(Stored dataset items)
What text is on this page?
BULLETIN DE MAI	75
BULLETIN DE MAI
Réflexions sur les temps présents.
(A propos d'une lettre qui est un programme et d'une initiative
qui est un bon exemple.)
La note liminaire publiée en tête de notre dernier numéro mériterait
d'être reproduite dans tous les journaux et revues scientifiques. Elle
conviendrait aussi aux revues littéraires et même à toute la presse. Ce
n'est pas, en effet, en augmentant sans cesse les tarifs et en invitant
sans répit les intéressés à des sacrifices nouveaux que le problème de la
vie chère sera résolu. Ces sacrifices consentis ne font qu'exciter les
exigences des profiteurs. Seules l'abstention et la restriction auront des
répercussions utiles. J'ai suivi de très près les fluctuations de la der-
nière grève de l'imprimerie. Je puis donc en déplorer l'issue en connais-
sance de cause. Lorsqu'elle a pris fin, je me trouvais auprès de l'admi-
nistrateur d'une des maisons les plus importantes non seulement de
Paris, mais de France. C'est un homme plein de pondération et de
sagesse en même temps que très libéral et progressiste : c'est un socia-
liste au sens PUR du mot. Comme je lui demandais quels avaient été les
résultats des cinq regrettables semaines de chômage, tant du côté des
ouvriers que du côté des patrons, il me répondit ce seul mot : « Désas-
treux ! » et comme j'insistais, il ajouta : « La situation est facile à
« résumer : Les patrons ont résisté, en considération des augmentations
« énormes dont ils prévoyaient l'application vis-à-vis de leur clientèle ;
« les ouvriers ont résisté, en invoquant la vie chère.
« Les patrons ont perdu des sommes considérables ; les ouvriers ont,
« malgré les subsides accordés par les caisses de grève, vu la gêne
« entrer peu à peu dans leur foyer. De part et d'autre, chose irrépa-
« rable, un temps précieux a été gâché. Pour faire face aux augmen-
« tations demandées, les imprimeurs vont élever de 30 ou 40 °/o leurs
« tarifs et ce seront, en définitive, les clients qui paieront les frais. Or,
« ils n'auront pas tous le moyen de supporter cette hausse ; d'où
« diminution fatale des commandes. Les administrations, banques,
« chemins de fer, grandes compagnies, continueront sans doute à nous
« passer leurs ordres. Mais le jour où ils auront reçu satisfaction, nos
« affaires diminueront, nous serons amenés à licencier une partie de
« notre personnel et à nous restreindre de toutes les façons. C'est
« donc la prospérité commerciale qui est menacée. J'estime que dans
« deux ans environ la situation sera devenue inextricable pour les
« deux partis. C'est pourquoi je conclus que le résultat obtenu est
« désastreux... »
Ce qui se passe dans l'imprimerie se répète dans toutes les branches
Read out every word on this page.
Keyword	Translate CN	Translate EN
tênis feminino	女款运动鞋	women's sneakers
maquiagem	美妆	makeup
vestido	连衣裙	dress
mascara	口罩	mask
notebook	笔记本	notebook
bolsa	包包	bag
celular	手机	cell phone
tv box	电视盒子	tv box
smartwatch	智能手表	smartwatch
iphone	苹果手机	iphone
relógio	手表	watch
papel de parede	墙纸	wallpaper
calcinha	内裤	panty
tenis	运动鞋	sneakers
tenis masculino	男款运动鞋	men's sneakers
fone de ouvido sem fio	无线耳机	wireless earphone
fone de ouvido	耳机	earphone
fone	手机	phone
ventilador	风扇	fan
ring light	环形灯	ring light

| Written request |
Repeat the records above exactly.

| Full answer |
What text is on this page?
BULLETIN DE MAI	75
BULLETIN DE MAI
Réflexions sur les temps présents.
(A propos d'une lettre qui est un programme et d'une initiative
qui est un bon exemple.)
La note liminaire publiée en tête de notre dernier numéro mériterait
d'être reproduite dans tous les journaux et revues scientifiques. Elle
conviendrait aussi aux revues littéraires et même à toute la presse. Ce
n'est pas, en effet, en augmentant sans cesse les tarifs et en invitant
sans répit les intéressés à des sacrifices nouveaux que le problème de la
vie chère sera résolu. Ces sacrifices consentis ne font qu'exciter les
exigences des profiteurs. Seules l'abstention et la restriction auront des
répercussions utiles. J'ai suivi de très près les fluctuations de la der-
nière grève de l'imprimerie. Je puis donc en déplorer l'issue en connais-
sance de cause. Lorsqu'elle a pris fin, je me trouvais auprès de l'admi-
nistrateur d'une des maisons les plus importantes non seulement de
Paris, mais de France. C'est un homme plein de pondération et de
sagesse en même temps que très libéral et progressiste : c'est un socia-
liste au sens PUR du mot. Comme je lui demandais quels avaient été les
résultats des cinq regrettables semaines de chômage, tant du côté des
ouvriers que du côté des patrons, il me répondit ce seul mot : « Désas-
treux ! » et comme j'insistais, il ajouta : « La situation est facile à
« résumer : Les patrons ont résisté, en considération des augmentations
« énormes dont ils prévoyaient l'application vis-à-vis de leur clientèle ;
« les ouvriers ont résisté, en invoquant la vie chère.
« Les patrons ont perdu des sommes considérables ; les ouvriers ont,
« malgré les subsides accordés par les caisses de grève, vu la gêne
« entrer peu à peu dans leur foyer. De part et d'autre, chose irrépa-
« rable, un temps précieux a été gâché. Pour faire face aux augmen-
« tations demandées, les imprimeurs vont élever de 30 ou 40 °/o leurs
« tarifs et ce seront, en définitive, les clients qui paieront les frais. Or,
« ils n'auront pas tous le moyen de supporter cette hausse ; d'où
« diminution fatale des commandes. Les administrations, banques,
« chemins de fer, grandes compagnies, continueront sans doute à nous
« passer leurs ordres. Mais le jour où ils auront reçu satisfaction, nos
« affaires diminueront, nous serons amenés à licencier une partie de
« notre personnel et à nous restreindre de toutes les façons. C'est
« donc la prospérité commerciale qui est menacée. J'estime que dans
« deux ans environ la situation sera devenue inextricable pour les
« deux partis. C'est pourquoi je conclus que le résultat obtenu est
« désastreux... »
Ce qui se passe dans l'imprimerie se répète dans toutes les branches
Read out every word on this page.
Keyword	Translate CN	Translate EN
tênis feminino	女款运动鞋	women's sneakers
maquiagem	美妆	makeup
vestido	连衣裙	dress
mascara	口罩	mask
notebook	笔记本	notebook
bolsa	包包	bag
celular	手机	cell phone
tv box	电视盒子	tv box
smartwatch	智能手表	smartwatch
iphone	苹果手机	iphone
relógio	手表	watch
papel de parede	墙纸	wallpaper
calcinha	内裤	panty
tenis	运动鞋	sneakers
tenis masculino	男款运动鞋	men's sneakers
fone de ouvido sem fio	无线耳机	wireless earphone
fone de ouvido	耳机	earphone
fone	手机	phone
ventilador	风扇	fan
ring light	环形灯	ring light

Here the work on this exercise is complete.